## Data for the task:
<<<<

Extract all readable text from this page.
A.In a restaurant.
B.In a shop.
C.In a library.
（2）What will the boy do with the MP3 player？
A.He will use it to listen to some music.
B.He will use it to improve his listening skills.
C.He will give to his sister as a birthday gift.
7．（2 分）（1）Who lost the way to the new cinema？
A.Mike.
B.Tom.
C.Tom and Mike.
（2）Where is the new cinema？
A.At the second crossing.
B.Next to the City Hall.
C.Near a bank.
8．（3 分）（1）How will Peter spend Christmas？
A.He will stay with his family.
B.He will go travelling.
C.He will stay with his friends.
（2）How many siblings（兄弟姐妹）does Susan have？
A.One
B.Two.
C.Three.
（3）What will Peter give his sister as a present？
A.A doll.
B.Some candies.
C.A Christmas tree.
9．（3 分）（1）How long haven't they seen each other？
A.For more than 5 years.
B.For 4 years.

>>>>

## Stated problem:
Transcribe every line of the data, exactly as it stands.

## Result:
Extract all readable text from this page.
A.In a restaurant.
B.In a shop.
C.In a library.
（2）What will the boy do with the MP3 player？
A.He will use it to listen to some music.
B.He will use it to improve his listening skills.
C.He will give to his sister as a birthday gift.
7．（2 分）（1）Who lost the way to the new cinema？
A.Mike.
B.Tom.
C.Tom and Mike.
（2）Where is the new cinema？
A.At the second crossing.
B.Next to the City Hall.
C.Near a bank.
8．（3 分）（1）How will Peter spend Christmas？
A.He will stay with his family.
B.He will go travelling.
C.He will stay with his friends.
（2）How many siblings（兄弟姐妹）does Susan have？
A.One
B.Two.
C.Three.
（3）What will Peter give his sister as a present？
A.A doll.
B.Some candies.
C.A Christmas tree.
9．（3 分）（1）How long haven't they seen each other？
A.For more than 5 years.
B.For 4 years.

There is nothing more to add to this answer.